* **Records for processing**:
_____

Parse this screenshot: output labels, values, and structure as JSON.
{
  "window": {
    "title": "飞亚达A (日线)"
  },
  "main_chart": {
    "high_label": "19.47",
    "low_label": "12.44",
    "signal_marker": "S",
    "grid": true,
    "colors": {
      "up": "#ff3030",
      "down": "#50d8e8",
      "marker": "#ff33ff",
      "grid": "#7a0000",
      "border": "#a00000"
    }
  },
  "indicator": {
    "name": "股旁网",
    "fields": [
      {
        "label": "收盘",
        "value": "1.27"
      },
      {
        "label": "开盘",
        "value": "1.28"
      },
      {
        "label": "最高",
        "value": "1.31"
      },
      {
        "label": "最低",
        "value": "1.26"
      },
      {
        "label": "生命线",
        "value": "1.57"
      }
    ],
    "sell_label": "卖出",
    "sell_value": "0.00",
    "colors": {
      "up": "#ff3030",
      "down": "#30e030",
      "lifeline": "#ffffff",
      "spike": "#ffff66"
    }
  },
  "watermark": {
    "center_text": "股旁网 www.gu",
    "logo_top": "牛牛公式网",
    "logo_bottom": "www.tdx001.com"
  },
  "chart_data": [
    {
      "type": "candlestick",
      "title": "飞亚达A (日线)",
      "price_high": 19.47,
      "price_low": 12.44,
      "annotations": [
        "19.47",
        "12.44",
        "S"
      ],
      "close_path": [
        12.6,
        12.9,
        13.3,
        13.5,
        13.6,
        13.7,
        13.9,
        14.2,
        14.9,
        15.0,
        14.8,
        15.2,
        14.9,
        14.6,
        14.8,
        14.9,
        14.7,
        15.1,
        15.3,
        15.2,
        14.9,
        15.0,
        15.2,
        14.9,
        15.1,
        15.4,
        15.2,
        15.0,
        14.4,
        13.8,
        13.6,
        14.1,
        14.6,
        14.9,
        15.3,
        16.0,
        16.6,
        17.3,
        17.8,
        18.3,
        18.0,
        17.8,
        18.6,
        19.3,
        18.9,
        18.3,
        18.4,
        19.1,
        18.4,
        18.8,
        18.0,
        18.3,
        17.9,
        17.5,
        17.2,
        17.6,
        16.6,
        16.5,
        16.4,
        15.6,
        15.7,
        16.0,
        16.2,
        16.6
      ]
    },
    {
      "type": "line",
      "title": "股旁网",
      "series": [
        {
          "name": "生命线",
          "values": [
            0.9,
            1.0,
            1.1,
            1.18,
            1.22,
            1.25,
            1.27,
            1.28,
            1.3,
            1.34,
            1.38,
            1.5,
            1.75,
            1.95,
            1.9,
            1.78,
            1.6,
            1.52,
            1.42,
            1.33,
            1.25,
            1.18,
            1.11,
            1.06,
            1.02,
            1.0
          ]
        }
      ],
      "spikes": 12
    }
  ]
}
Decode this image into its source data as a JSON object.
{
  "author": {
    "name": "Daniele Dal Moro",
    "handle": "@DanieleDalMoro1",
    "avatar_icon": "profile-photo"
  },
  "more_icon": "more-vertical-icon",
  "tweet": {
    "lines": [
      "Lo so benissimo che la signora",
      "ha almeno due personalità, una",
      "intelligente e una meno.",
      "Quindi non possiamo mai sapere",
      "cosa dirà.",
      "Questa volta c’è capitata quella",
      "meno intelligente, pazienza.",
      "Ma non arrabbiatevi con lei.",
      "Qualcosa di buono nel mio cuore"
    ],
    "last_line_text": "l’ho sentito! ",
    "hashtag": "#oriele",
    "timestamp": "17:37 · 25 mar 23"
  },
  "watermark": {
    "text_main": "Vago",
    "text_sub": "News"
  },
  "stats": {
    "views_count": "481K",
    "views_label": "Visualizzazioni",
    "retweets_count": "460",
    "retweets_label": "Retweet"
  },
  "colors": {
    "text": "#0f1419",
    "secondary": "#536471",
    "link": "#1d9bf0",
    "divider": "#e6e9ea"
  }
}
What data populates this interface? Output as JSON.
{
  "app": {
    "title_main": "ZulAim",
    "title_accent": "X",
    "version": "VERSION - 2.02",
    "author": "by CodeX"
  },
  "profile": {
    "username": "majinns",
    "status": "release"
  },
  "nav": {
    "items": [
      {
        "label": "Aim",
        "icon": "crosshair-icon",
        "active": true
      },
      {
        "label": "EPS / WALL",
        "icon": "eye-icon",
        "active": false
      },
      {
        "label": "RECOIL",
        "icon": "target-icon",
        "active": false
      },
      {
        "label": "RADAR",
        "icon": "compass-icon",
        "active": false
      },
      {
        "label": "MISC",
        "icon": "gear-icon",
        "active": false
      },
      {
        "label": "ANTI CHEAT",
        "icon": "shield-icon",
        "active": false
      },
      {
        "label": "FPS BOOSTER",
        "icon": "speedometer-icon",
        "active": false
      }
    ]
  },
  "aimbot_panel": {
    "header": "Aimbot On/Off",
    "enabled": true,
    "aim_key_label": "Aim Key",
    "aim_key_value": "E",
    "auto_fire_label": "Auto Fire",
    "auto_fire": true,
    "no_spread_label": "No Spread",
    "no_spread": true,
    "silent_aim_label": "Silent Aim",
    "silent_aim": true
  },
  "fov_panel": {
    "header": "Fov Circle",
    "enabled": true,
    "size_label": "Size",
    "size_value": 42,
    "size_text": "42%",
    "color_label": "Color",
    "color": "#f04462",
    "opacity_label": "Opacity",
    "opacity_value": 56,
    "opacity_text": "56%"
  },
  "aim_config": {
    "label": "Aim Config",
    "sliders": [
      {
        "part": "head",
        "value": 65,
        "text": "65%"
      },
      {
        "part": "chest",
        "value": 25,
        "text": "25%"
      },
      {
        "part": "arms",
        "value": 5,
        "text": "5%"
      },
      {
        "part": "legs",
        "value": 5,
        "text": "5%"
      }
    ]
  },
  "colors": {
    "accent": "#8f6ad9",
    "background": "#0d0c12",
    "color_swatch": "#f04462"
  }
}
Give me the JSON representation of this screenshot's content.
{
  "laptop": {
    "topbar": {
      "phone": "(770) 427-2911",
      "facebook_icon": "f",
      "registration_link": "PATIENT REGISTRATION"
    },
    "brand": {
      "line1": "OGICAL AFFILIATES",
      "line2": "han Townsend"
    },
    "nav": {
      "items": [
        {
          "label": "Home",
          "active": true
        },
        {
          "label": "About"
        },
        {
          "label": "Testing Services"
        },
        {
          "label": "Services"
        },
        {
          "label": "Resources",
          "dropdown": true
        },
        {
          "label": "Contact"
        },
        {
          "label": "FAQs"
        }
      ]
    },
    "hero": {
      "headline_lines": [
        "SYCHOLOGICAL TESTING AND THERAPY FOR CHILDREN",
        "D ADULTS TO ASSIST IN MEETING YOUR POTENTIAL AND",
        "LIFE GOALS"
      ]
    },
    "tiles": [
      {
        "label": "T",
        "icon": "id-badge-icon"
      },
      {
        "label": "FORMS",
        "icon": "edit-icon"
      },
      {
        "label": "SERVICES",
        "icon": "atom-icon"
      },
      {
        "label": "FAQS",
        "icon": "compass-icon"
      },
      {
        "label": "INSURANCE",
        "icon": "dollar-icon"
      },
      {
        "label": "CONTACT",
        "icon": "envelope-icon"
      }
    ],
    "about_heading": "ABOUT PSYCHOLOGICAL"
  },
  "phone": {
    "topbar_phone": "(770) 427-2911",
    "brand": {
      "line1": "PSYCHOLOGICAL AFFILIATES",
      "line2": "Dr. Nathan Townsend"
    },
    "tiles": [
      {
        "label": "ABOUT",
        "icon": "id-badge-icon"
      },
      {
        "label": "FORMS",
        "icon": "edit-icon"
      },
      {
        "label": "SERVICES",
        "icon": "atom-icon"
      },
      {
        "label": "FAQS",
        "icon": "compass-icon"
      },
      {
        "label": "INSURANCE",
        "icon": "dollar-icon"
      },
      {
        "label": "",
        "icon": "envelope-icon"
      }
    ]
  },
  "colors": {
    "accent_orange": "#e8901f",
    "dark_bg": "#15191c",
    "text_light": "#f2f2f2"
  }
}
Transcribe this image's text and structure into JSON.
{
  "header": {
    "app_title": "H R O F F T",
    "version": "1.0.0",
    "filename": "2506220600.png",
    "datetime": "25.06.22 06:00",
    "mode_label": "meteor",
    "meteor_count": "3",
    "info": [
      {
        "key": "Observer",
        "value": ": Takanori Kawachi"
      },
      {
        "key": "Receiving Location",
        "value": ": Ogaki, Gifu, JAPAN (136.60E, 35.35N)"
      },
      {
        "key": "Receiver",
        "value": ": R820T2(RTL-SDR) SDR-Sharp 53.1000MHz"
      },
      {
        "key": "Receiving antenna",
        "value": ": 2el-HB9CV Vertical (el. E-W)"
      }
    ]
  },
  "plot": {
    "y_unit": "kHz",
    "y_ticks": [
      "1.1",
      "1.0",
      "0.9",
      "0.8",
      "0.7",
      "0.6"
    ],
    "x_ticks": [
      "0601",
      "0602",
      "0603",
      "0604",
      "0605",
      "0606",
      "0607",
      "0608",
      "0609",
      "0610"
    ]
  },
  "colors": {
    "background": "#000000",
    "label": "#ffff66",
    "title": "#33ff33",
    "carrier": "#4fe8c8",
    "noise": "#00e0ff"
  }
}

_____

* **Aim**: Each line from the one containing "Transcribe this image's" to the end of the records should be echoed exactly, and no other line.

* **Result of the task**:
Transcribe this image's text and structure into JSON.
{
  "header": {
    "app_title": "H R O F F T",
    "version": "1.0.0",
    "filename": "2506220600.png",
    "datetime": "25.06.22 06:00",
    "mode_label": "meteor",
    "meteor_count": "3",
    "info": [
      {
        "key": "Observer",
        "value": ": Takanori Kawachi"
      },
      {
        "key": "Receiving Location",
        "value": ": Ogaki, Gifu, JAPAN (136.60E, 35.35N)"
      },
      {
        "key": "Receiver",
        "value": ": R820T2(RTL-SDR) SDR-Sharp 53.1000MHz"
      },
      {
        "key": "Receiving antenna",
        "value": ": 2el-HB9CV Vertical (el. E-W)"
      }
    ]
  },
  "plot": {
    "y_unit": "kHz",
    "y_ticks": [
      "1.1",
      "1.0",
      "0.9",
      "0.8",
      "0.7",
      "0.6"
    ],
    "x_ticks": [
      "0601",
      "0602",
      "0603",
      "0604",
      "0605",
      "0606",
      "0607",
      "0608",
      "0609",
      "0610"
    ]
  },
  "colors": {
    "background": "#000000",
    "label": "#ffff66",
    "title": "#33ff33",
    "carrier": "#4fe8c8",
    "noise": "#00e0ff"
  }
}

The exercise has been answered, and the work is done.